Task to complete
Wherever a line in the data below holds "underlying", copy that line.

* BEGIN *

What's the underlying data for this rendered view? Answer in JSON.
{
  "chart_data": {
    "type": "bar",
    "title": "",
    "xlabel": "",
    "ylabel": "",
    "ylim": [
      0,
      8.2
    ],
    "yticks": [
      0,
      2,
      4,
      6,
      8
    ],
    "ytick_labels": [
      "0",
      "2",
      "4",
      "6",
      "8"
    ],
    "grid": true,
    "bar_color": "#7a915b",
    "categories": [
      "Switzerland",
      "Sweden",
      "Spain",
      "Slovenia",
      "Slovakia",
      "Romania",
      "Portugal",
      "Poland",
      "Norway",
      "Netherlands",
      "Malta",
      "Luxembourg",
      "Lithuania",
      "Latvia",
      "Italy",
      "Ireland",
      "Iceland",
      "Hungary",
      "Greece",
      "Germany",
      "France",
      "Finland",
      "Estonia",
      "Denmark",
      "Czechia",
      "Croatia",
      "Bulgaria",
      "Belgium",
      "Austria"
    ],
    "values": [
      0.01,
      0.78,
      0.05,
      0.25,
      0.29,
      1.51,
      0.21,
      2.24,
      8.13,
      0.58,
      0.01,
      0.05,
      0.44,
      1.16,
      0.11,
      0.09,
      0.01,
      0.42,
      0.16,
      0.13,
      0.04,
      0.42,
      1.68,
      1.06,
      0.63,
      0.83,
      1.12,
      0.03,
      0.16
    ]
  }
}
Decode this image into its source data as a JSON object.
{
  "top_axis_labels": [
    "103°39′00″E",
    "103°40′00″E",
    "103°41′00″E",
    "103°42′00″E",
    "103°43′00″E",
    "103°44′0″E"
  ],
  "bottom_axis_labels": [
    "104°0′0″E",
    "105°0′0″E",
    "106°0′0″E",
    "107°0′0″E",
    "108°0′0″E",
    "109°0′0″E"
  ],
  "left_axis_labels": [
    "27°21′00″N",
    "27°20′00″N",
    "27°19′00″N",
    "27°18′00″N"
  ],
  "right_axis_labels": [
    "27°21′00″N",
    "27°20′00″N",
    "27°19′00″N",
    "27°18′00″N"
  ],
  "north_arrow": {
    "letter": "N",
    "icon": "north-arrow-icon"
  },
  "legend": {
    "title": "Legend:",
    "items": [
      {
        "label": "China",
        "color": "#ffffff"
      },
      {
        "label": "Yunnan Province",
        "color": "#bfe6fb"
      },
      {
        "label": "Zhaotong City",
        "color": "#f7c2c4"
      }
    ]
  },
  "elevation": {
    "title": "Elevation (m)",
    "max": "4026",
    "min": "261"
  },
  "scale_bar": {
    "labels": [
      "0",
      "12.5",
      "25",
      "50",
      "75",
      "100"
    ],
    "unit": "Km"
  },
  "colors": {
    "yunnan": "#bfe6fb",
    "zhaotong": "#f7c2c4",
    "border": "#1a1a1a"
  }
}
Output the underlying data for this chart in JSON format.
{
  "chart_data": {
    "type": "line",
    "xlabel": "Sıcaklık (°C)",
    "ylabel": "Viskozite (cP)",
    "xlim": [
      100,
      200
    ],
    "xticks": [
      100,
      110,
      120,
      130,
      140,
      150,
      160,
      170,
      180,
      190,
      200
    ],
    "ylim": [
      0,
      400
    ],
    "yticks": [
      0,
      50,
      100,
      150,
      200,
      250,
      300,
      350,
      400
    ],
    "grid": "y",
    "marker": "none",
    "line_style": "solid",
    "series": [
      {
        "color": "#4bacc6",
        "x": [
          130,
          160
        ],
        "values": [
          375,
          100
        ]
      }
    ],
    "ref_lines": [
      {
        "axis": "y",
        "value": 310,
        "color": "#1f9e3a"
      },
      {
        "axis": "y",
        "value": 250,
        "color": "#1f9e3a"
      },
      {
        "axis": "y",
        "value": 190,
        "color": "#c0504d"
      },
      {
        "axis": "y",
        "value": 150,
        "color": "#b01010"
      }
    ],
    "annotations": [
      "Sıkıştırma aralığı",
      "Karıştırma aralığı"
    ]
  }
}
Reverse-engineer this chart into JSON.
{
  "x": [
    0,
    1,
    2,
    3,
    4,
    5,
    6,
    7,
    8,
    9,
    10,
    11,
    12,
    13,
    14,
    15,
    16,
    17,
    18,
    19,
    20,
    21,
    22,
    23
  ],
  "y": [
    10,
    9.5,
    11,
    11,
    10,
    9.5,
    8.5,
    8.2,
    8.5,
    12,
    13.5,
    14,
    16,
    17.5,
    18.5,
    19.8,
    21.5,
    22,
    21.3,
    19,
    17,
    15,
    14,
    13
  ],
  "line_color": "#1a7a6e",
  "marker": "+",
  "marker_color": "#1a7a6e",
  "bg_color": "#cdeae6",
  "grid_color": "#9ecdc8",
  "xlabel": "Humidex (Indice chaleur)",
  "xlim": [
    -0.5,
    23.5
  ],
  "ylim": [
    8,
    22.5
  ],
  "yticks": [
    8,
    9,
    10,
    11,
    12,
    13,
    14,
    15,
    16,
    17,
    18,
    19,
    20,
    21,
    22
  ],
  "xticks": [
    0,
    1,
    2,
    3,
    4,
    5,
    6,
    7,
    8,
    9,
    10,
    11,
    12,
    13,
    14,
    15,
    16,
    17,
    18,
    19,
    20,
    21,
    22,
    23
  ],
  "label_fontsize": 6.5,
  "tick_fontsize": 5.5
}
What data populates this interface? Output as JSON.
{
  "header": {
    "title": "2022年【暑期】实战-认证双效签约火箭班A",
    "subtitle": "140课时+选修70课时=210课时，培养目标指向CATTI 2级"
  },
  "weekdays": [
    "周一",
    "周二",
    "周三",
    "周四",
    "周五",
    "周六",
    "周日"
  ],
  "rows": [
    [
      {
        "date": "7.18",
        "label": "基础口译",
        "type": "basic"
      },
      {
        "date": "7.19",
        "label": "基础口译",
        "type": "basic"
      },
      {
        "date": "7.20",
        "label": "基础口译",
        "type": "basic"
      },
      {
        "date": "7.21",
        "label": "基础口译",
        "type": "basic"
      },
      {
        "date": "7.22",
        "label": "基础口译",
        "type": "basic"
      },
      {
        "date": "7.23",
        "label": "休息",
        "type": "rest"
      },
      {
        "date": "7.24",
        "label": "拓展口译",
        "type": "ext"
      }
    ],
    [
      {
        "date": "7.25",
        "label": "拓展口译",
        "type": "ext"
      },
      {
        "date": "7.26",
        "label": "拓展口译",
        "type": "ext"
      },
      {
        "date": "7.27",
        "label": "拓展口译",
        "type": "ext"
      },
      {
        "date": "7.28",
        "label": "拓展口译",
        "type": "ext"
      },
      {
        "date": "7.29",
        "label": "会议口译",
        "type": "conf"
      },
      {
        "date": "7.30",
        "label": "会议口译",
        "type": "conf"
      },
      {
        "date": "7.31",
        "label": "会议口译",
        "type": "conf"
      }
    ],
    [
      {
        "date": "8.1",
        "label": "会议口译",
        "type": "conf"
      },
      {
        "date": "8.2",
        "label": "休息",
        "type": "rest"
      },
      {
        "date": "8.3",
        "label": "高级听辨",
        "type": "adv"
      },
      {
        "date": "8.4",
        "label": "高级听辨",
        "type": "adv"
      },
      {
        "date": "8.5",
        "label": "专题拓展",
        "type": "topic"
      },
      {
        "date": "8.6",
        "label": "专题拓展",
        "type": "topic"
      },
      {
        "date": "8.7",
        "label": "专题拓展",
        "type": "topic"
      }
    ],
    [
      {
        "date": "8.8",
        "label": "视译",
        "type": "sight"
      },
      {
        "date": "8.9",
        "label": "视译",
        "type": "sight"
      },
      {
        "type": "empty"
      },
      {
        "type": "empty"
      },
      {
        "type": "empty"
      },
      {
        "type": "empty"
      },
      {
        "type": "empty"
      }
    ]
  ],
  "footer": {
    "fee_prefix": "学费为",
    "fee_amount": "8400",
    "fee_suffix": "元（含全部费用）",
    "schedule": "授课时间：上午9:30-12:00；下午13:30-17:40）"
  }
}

* END *

Correct response
What's the underlying data for this rendered view? Answer in JSON.
Output the underlying data for this chart in JSON format.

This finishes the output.